Entries from a visual dataset
++++++++
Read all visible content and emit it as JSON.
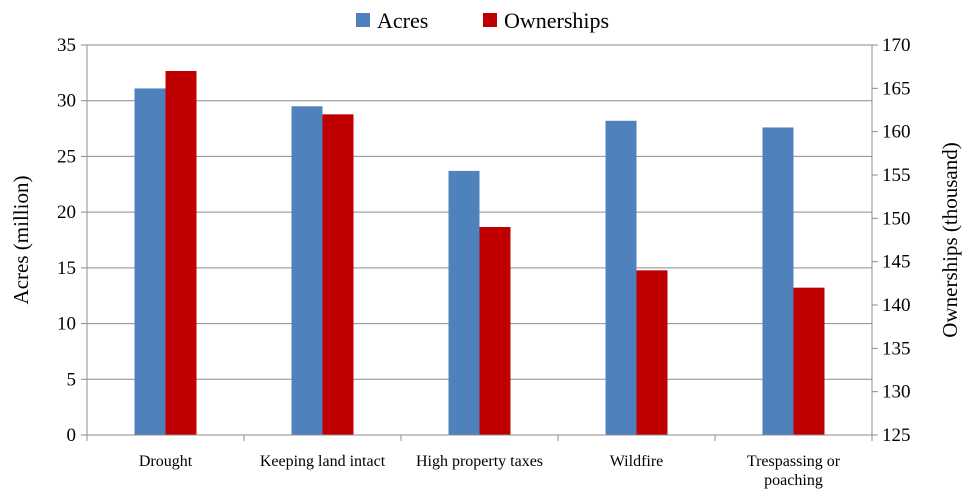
{
  "chart_data": {
    "type": "bar",
    "categories": [
      "Drought",
      "Keeping land intact",
      "High property taxes",
      "Wildfire",
      "Trespassing or poaching"
    ],
    "category_lines": [
      [
        "Drought"
      ],
      [
        "Keeping land intact"
      ],
      [
        "High property taxes"
      ],
      [
        "Wildfire"
      ],
      [
        "Trespassing or",
        "poaching"
      ]
    ],
    "series": [
      {
        "name": "Acres",
        "axis": "left",
        "color": "#4f81bd",
        "values": [
          31.1,
          29.5,
          23.7,
          28.2,
          27.6
        ]
      },
      {
        "name": "Ownerships",
        "axis": "right",
        "color": "#c00000",
        "values": [
          167,
          162,
          149,
          144,
          142
        ]
      }
    ],
    "ylabel": "Acres (million)",
    "y2label": "Ownerships (thousand)",
    "ylim": [
      0,
      35
    ],
    "y2lim": [
      125,
      170
    ],
    "yticks": [
      0,
      5,
      10,
      15,
      20,
      25,
      30,
      35
    ],
    "y2ticks": [
      125,
      130,
      135,
      140,
      145,
      150,
      155,
      160,
      165,
      170
    ],
    "grid": true,
    "legend_position": "top"
  }
}
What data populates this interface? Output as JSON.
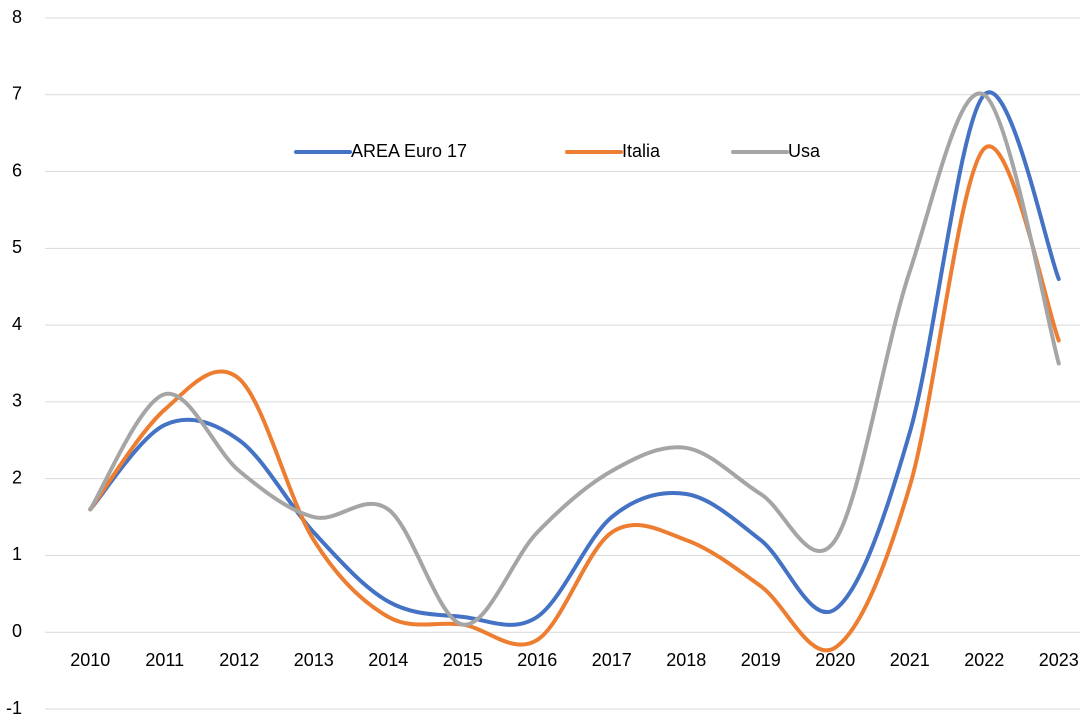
{
  "chart_data": {
    "type": "line",
    "categories": [
      "2010",
      "2011",
      "2012",
      "2013",
      "2014",
      "2015",
      "2016",
      "2017",
      "2018",
      "2019",
      "2020",
      "2021",
      "2022",
      "2023"
    ],
    "series": [
      {
        "name": "AREA Euro 17",
        "color": "#4472c4",
        "values": [
          1.6,
          2.7,
          2.5,
          1.3,
          0.4,
          0.2,
          0.2,
          1.5,
          1.8,
          1.2,
          0.3,
          2.6,
          7.0,
          4.6
        ]
      },
      {
        "name": "Italia",
        "color": "#ed7d31",
        "values": [
          1.6,
          2.9,
          3.3,
          1.2,
          0.2,
          0.1,
          -0.1,
          1.3,
          1.2,
          0.6,
          -0.2,
          1.9,
          6.3,
          3.8
        ]
      },
      {
        "name": "Usa",
        "color": "#a5a5a5",
        "values": [
          1.6,
          3.1,
          2.1,
          1.5,
          1.6,
          0.1,
          1.3,
          2.1,
          2.4,
          1.8,
          1.2,
          4.7,
          7.0,
          3.5
        ]
      }
    ],
    "ylim": [
      -1,
      8
    ],
    "yticks": [
      -1,
      0,
      1,
      2,
      3,
      4,
      5,
      6,
      7,
      8
    ],
    "grid": true,
    "smooth": true,
    "legend": "top"
  }
}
++++++++
**EXERCISE TASK**:
Replicate the material above verbatim; images stay out of the copy.

**REPLY TO THE EXERCISE**:
Read all visible content and emit it as JSON.
{
  "chart_data": {
    "type": "bar",
    "categories": [
      "Drought",
      "Keeping land intact",
      "High property taxes",
      "Wildfire",
      "Trespassing or poaching"
    ],
    "category_lines": [
      [
        "Drought"
      ],
      [
        "Keeping land intact"
      ],
      [
        "High property taxes"
      ],
      [
        "Wildfire"
      ],
      [
        "Trespassing or",
        "poaching"
      ]
    ],
    "series": [
      {
        "name": "Acres",
        "axis": "left",
        "color": "#4f81bd",
        "values": [
          31.1,
          29.5,
          23.7,
          28.2,
          27.6
        ]
      },
      {
        "name": "Ownerships",
        "axis": "right",
        "color": "#c00000",
        "values": [
          167,
          162,
          149,
          144,
          142
        ]
      }
    ],
    "ylabel": "Acres (million)",
    "y2label": "Ownerships (thousand)",
    "ylim": [
      0,
      35
    ],
    "y2lim": [
      125,
      170
    ],
    "yticks": [
      0,
      5,
      10,
      15,
      20,
      25,
      30,
      35
    ],
    "y2ticks": [
      125,
      130,
      135,
      140,
      145,
      150,
      155,
      160,
      165,
      170
    ],
    "grid": true,
    "legend_position": "top"
  }
}
What data populates this interface? Output as JSON.
{
  "chart_data": {
    "type": "line",
    "categories": [
      "2010",
      "2011",
      "2012",
      "2013",
      "2014",
      "2015",
      "2016",
      "2017",
      "2018",
      "2019",
      "2020",
      "2021",
      "2022",
      "2023"
    ],
    "series": [
      {
        "name": "AREA Euro 17",
        "color": "#4472c4",
        "values": [
          1.6,
          2.7,
          2.5,
          1.3,
          0.4,
          0.2,
          0.2,
          1.5,
          1.8,
          1.2,
          0.3,
          2.6,
          7.0,
          4.6
        ]
      },
      {
        "name": "Italia",
        "color": "#ed7d31",
        "values": [
          1.6,
          2.9,
          3.3,
          1.2,
          0.2,
          0.1,
          -0.1,
          1.3,
          1.2,
          0.6,
          -0.2,
          1.9,
          6.3,
          3.8
        ]
      },
      {
        "name": "Usa",
        "color": "#a5a5a5",
        "values": [
          1.6,
          3.1,
          2.1,
          1.5,
          1.6,
          0.1,
          1.3,
          2.1,
          2.4,
          1.8,
          1.2,
          4.7,
          7.0,
          3.5
        ]
      }
    ],
    "ylim": [
      -1,
      8
    ],
    "yticks": [
      -1,
      0,
      1,
      2,
      3,
      4,
      5,
      6,
      7,
      8
    ],
    "grid": true,
    "smooth": true,
    "legend": "top"
  }
}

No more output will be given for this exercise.